• [Problem statement]
Please retype every line of the data below exactly, leaving out the pictures.

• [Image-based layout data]

·····

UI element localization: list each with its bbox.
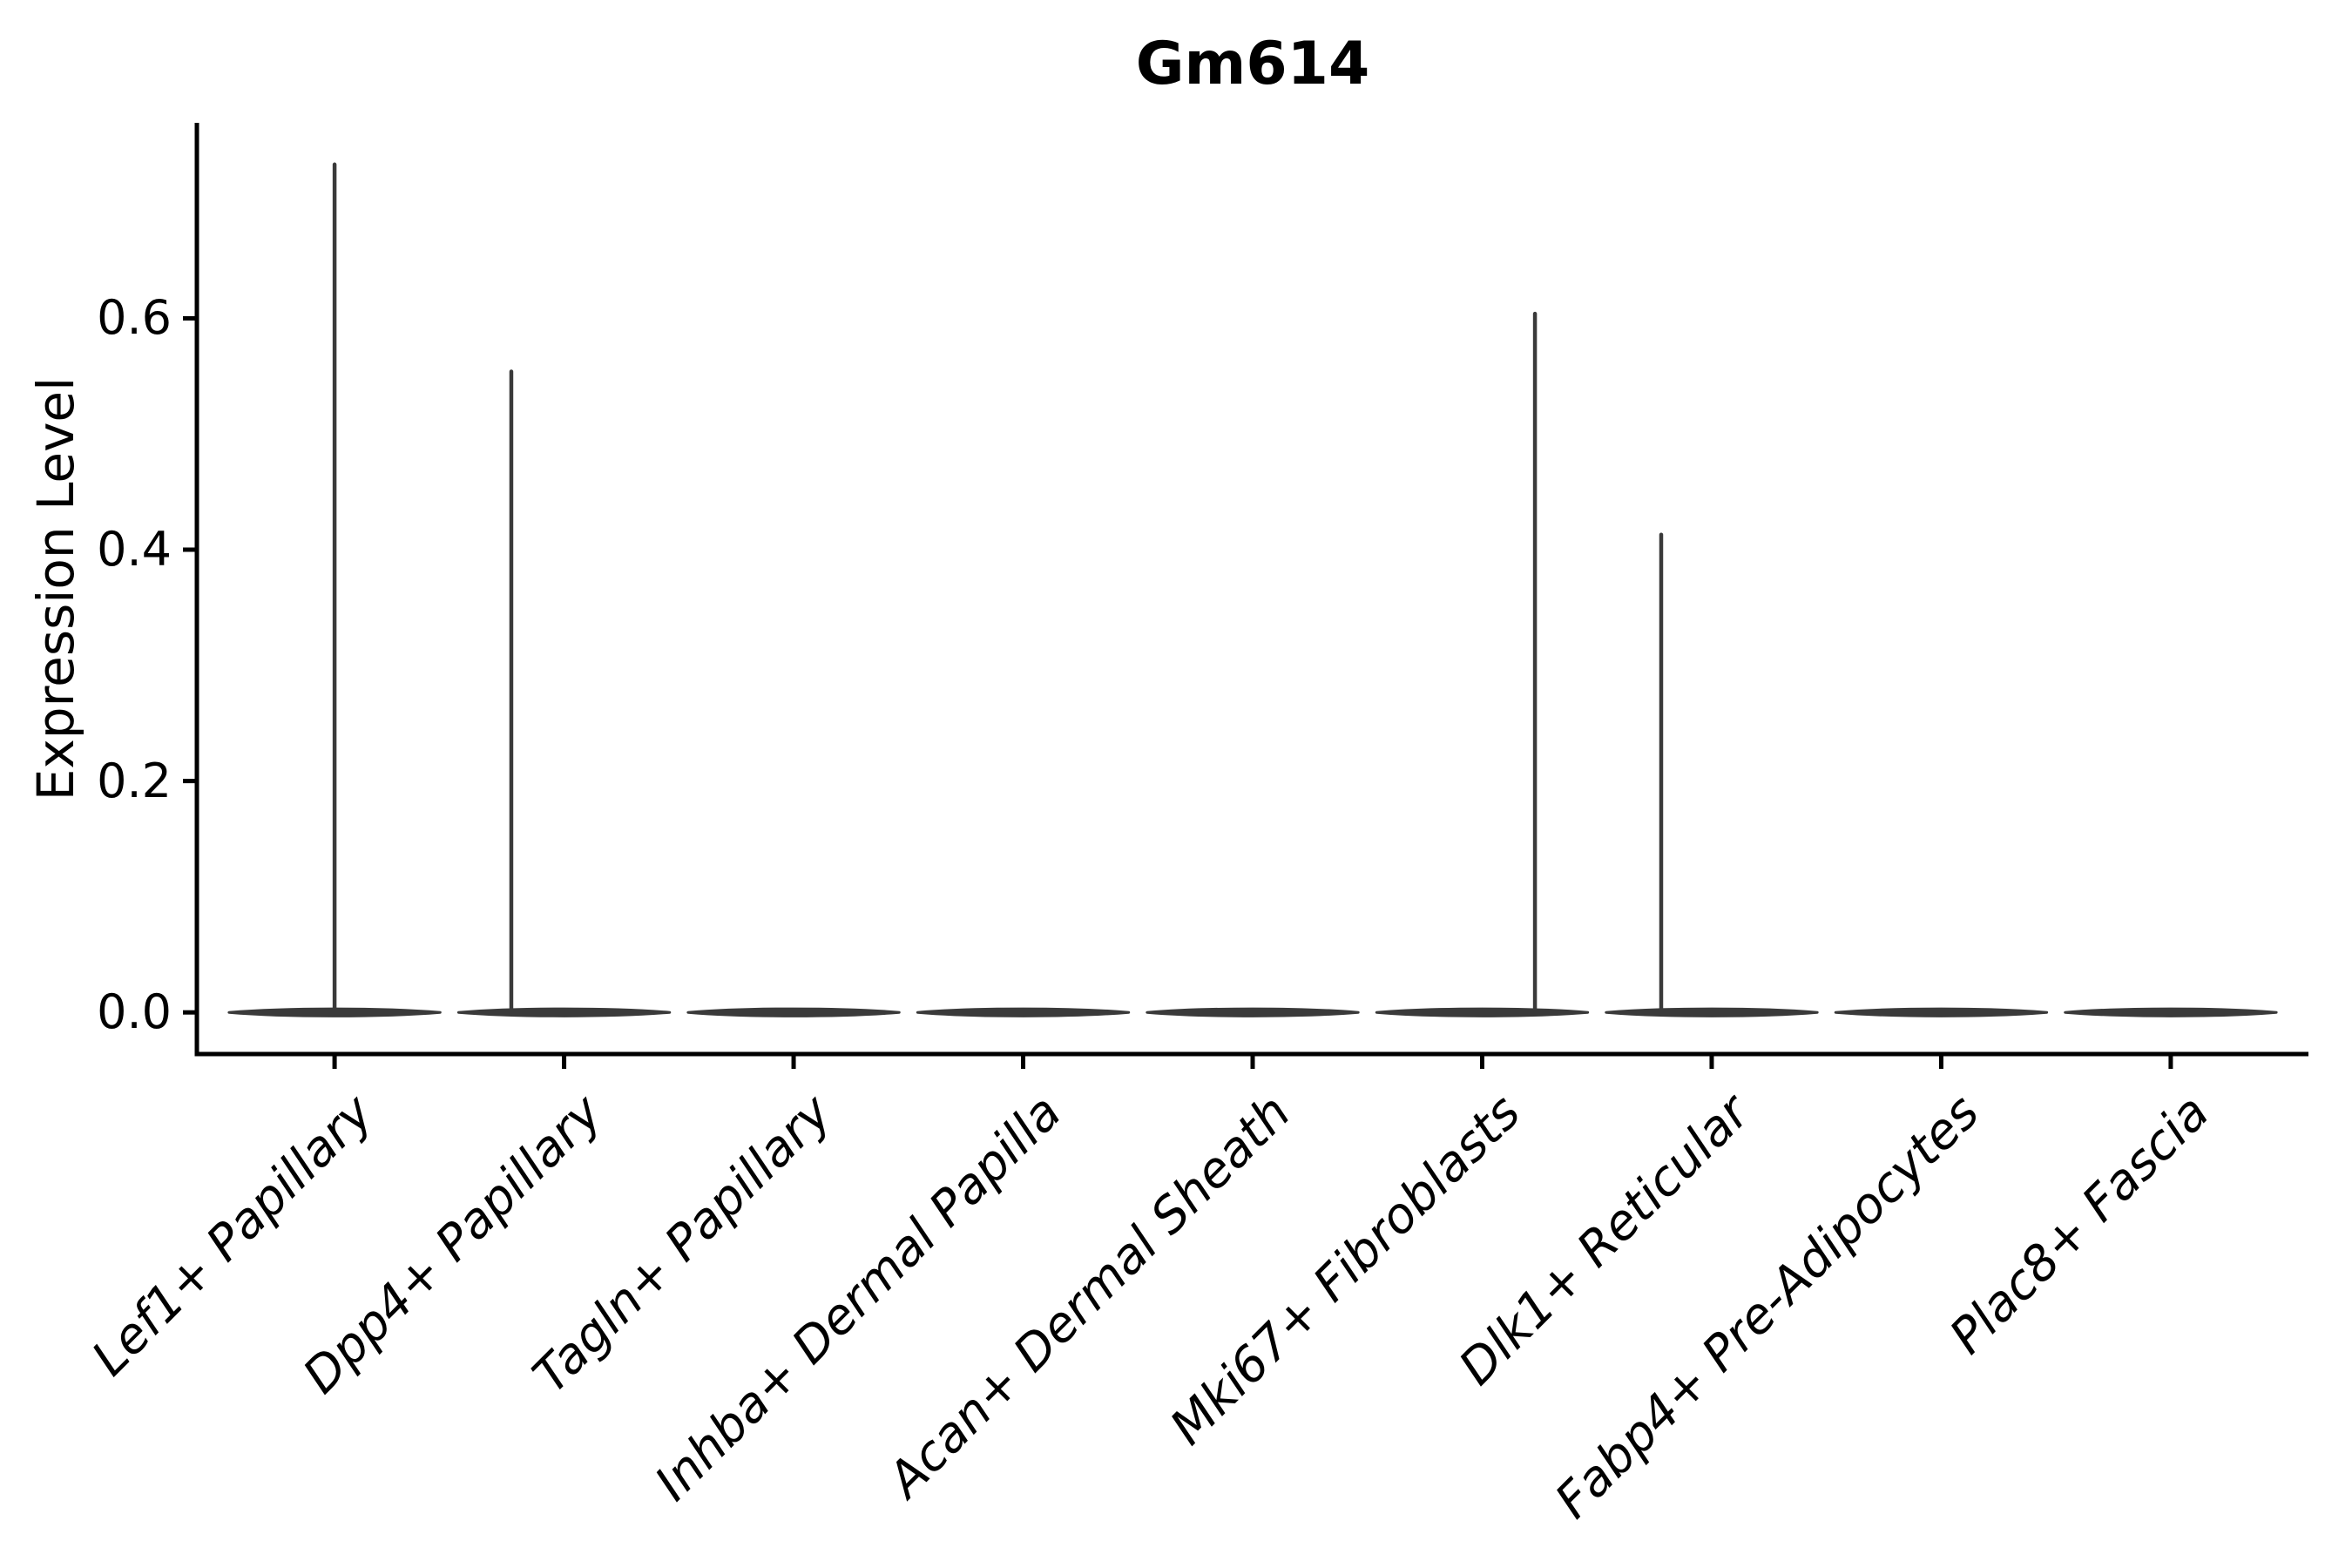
violin-body — [227, 1007, 442, 1017]
violin-body — [916, 1007, 1131, 1017]
y-tick-label: 0.2 — [97, 753, 172, 808]
violin-body — [456, 1007, 672, 1017]
y-axis-label: Expression Level — [26, 376, 85, 801]
violin-body — [686, 1007, 901, 1017]
violin-body — [1146, 1007, 1360, 1017]
violin-body — [1834, 1007, 2049, 1017]
violin-body — [1605, 1007, 1819, 1017]
y-tick-label: 0.4 — [97, 522, 172, 577]
y-tick-label: 0.6 — [97, 290, 172, 346]
y-tick-label: 0.0 — [97, 984, 172, 1040]
violin-body — [1375, 1007, 1590, 1017]
violin-body — [2064, 1007, 2278, 1017]
chart-title: Gm614 — [1135, 30, 1370, 98]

·····

• [Task solution]
UI element localization: list each with its bbox.
violin-body — [227, 1007, 442, 1017]
violin-body — [916, 1007, 1131, 1017]
y-tick-label: 0.2 — [97, 753, 172, 808]
violin-body — [456, 1007, 672, 1017]
y-axis-label: Expression Level — [26, 376, 85, 801]
violin-body — [686, 1007, 901, 1017]
violin-body — [1146, 1007, 1360, 1017]
violin-body — [1834, 1007, 2049, 1017]
violin-body — [1605, 1007, 1819, 1017]
y-tick-label: 0.4 — [97, 522, 172, 577]
y-tick-label: 0.6 — [97, 290, 172, 346]
y-tick-label: 0.0 — [97, 984, 172, 1040]
violin-body — [1375, 1007, 1590, 1017]
violin-body — [2064, 1007, 2278, 1017]
chart-title: Gm614 — [1135, 30, 1370, 98]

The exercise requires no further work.